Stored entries
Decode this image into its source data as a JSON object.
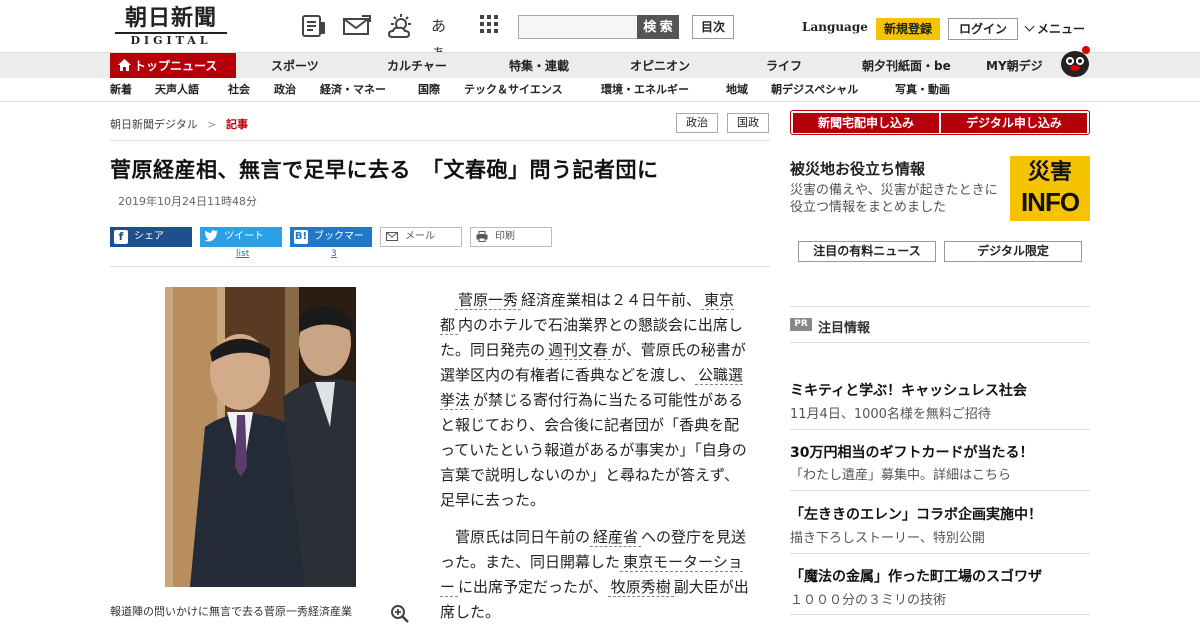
{
  "header": {
    "logo_ja": "朝日新聞",
    "logo_en": "DIGITAL",
    "icons": [
      "newspaper-icon",
      "mail-icon",
      "weather-icon",
      "font-size-icon",
      "grid-menu-icon"
    ],
    "font_size_label": "あぁ",
    "search_button": "検 索",
    "index_button": "目次",
    "language": "Language",
    "register": "新規登録",
    "login": "ログイン",
    "menu": "メニュー"
  },
  "nav_primary": [
    "トップニュース",
    "スポーツ",
    "カルチャー",
    "特集・連載",
    "オピニオン",
    "ライフ",
    "朝夕刊紙面・be",
    "MY朝デジ"
  ],
  "nav_secondary": [
    "新着",
    "天声人語",
    "社会",
    "政治",
    "経済・マネー",
    "国際",
    "テック＆サイエンス",
    "環境・エネルギー",
    "地域",
    "朝デジスペシャル",
    "写真・動画"
  ],
  "breadcrumb": {
    "home": "朝日新聞デジタル",
    "sep": ">",
    "current": "記事"
  },
  "tags": [
    "政治",
    "国政"
  ],
  "article": {
    "headline": "菅原経産相、無言で足早に去る　「文春砲」問う記者団に",
    "date": "2019年10月24日11時48分",
    "share": {
      "facebook": "シェア",
      "twitter": "ツイート",
      "twitter_sub": "list",
      "hatena": "ブックマーク",
      "hatena_count": "3",
      "mail": "メール",
      "print": "印刷"
    },
    "caption": "報道陣の問いかけに無言で去る菅原一秀経済産業",
    "p1": [
      {
        "t": "菅原一秀",
        "link": true
      },
      {
        "t": "経済産業相は２４日午前、",
        "link": false
      },
      {
        "t": "東京都",
        "link": true
      },
      {
        "t": "内のホテルで石油業界との懇談会に出席した。同日発売の",
        "link": false
      },
      {
        "t": "週刊文春",
        "link": true
      },
      {
        "t": "が、菅原氏の秘書が選挙区内の有権者に香典などを渡し、",
        "link": false
      },
      {
        "t": "公職選挙法",
        "link": true
      },
      {
        "t": "が禁じる寄付行為に当たる可能性があると報じており、会合後に記者団が「香典を配っていたという報道があるが事実か」「自身の言葉で説明しないのか」と尋ねたが答えず、足早に去った。",
        "link": false
      }
    ],
    "p2": [
      {
        "t": "菅原氏は同日午前の",
        "link": false
      },
      {
        "t": "経産省",
        "link": true
      },
      {
        "t": "への登庁を見送った。また、同日開幕した",
        "link": false
      },
      {
        "t": "東京モーターショー",
        "link": true
      },
      {
        "t": "に出席予定だったが、",
        "link": false
      },
      {
        "t": "牧原秀樹",
        "link": true
      },
      {
        "t": "副大臣が出席した。",
        "link": false
      }
    ]
  },
  "sidebar": {
    "apply_home": "新聞宅配申し込み",
    "apply_digital": "デジタル申し込み",
    "disaster_title": "被災地お役立ち情報",
    "disaster_desc": "災害の備えや、災害が起きたときに役立つ情報をまとめました",
    "info_badge_top": "災害",
    "info_badge_bottom": "INFO",
    "paid_news": "注目の有料ニュース",
    "digital_only": "デジタル限定",
    "pr_label": "PR",
    "pr_title": "注目情報",
    "ads": [
      {
        "title": "ミキティと学ぶ！キャッシュレス社会",
        "sub": "11月4日、1000名様を無料ご招待"
      },
      {
        "title": "30万円相当のギフトカードが当たる！",
        "sub": "「わたし遺産」募集中。詳細はこちら"
      },
      {
        "title": "「左ききのエレン」コラボ企画実施中！",
        "sub": "描き下ろしストーリー、特別公開"
      },
      {
        "title": "「魔法の金属」作った町工場のスゴワザ",
        "sub": "１０００分の３ミリの技術"
      }
    ]
  },
  "colors": {
    "brand_red": "#b5000c",
    "yellow": "#f5c300",
    "twitter": "#2aa0e6",
    "facebook": "#1e4f8e",
    "hatena": "#1f78c8"
  }
}
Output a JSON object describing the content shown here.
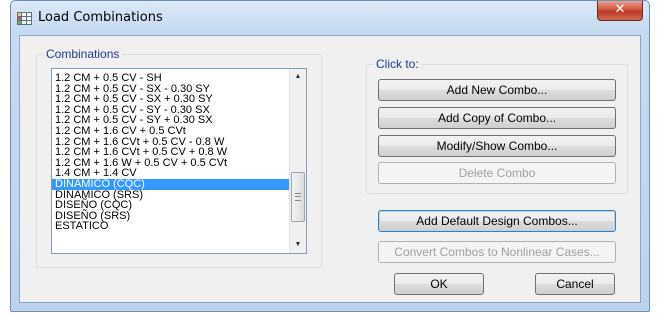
{
  "window": {
    "title": "Load Combinations",
    "close_glyph": "✕"
  },
  "combinations": {
    "label": "Combinations",
    "items": [
      "1.2 CM + 0.5 CV - SH",
      "1.2 CM + 0.5 CV - SX - 0.30 SY",
      "1.2 CM + 0.5 CV - SX + 0.30 SY",
      "1.2 CM + 0.5 CV - SY - 0.30 SX",
      "1.2 CM + 0.5 CV - SY + 0.30 SX",
      "1.2 CM + 1.6 CV + 0.5 CVt",
      "1.2 CM + 1.6 CVt + 0.5 CV - 0.8 W",
      "1.2 CM + 1.6 CVt + 0.5 CV + 0.8 W",
      "1.2 CM + 1.6 W + 0.5 CV + 0.5 CVt",
      "1.4 CM + 1.4 CV",
      "DINAMICO (CQC)",
      "DINAMICO (SRS)",
      "DISEÑO (CQC)",
      "DISEÑO (SRS)",
      "ESTATICO"
    ],
    "selected_index": 10,
    "scroll_up_glyph": "▲",
    "scroll_down_glyph": "▼"
  },
  "click_to": {
    "label": "Click to:",
    "add_new": "Add New Combo...",
    "add_copy": "Add Copy of Combo...",
    "modify_show": "Modify/Show Combo...",
    "delete": "Delete Combo"
  },
  "add_default_design": "Add Default Design Combos...",
  "convert_nonlinear": "Convert Combos to Nonlinear Cases...",
  "ok": "OK",
  "cancel": "Cancel",
  "colors": {
    "selection": "#3399ff",
    "group_label": "#1b3c8c",
    "close": "#c0392b"
  }
}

• **Exercise description**: Repeat verbatim the range of lines that opens at the line containing "Output a JSON" and closes at the last line of the entries, excluding all pictures.

• **Solution to the problem**:
Output a JSON object describing the content shown here.
{
  "window": {
    "title": "Load Combinations",
    "close_glyph": "✕"
  },
  "combinations": {
    "label": "Combinations",
    "items": [
      "1.2 CM + 0.5 CV - SH",
      "1.2 CM + 0.5 CV - SX - 0.30 SY",
      "1.2 CM + 0.5 CV - SX + 0.30 SY",
      "1.2 CM + 0.5 CV - SY - 0.30 SX",
      "1.2 CM + 0.5 CV - SY + 0.30 SX",
      "1.2 CM + 1.6 CV + 0.5 CVt",
      "1.2 CM + 1.6 CVt + 0.5 CV - 0.8 W",
      "1.2 CM + 1.6 CVt + 0.5 CV + 0.8 W",
      "1.2 CM + 1.6 W + 0.5 CV + 0.5 CVt",
      "1.4 CM + 1.4 CV",
      "DINAMICO (CQC)",
      "DINAMICO (SRS)",
      "DISEÑO (CQC)",
      "DISEÑO (SRS)",
      "ESTATICO"
    ],
    "selected_index": 10,
    "scroll_up_glyph": "▲",
    "scroll_down_glyph": "▼"
  },
  "click_to": {
    "label": "Click to:",
    "add_new": "Add New Combo...",
    "add_copy": "Add Copy of Combo...",
    "modify_show": "Modify/Show Combo...",
    "delete": "Delete Combo"
  },
  "add_default_design": "Add Default Design Combos...",
  "convert_nonlinear": "Convert Combos to Nonlinear Cases...",
  "ok": "OK",
  "cancel": "Cancel",
  "colors": {
    "selection": "#3399ff",
    "group_label": "#1b3c8c",
    "close": "#c0392b"
  }
}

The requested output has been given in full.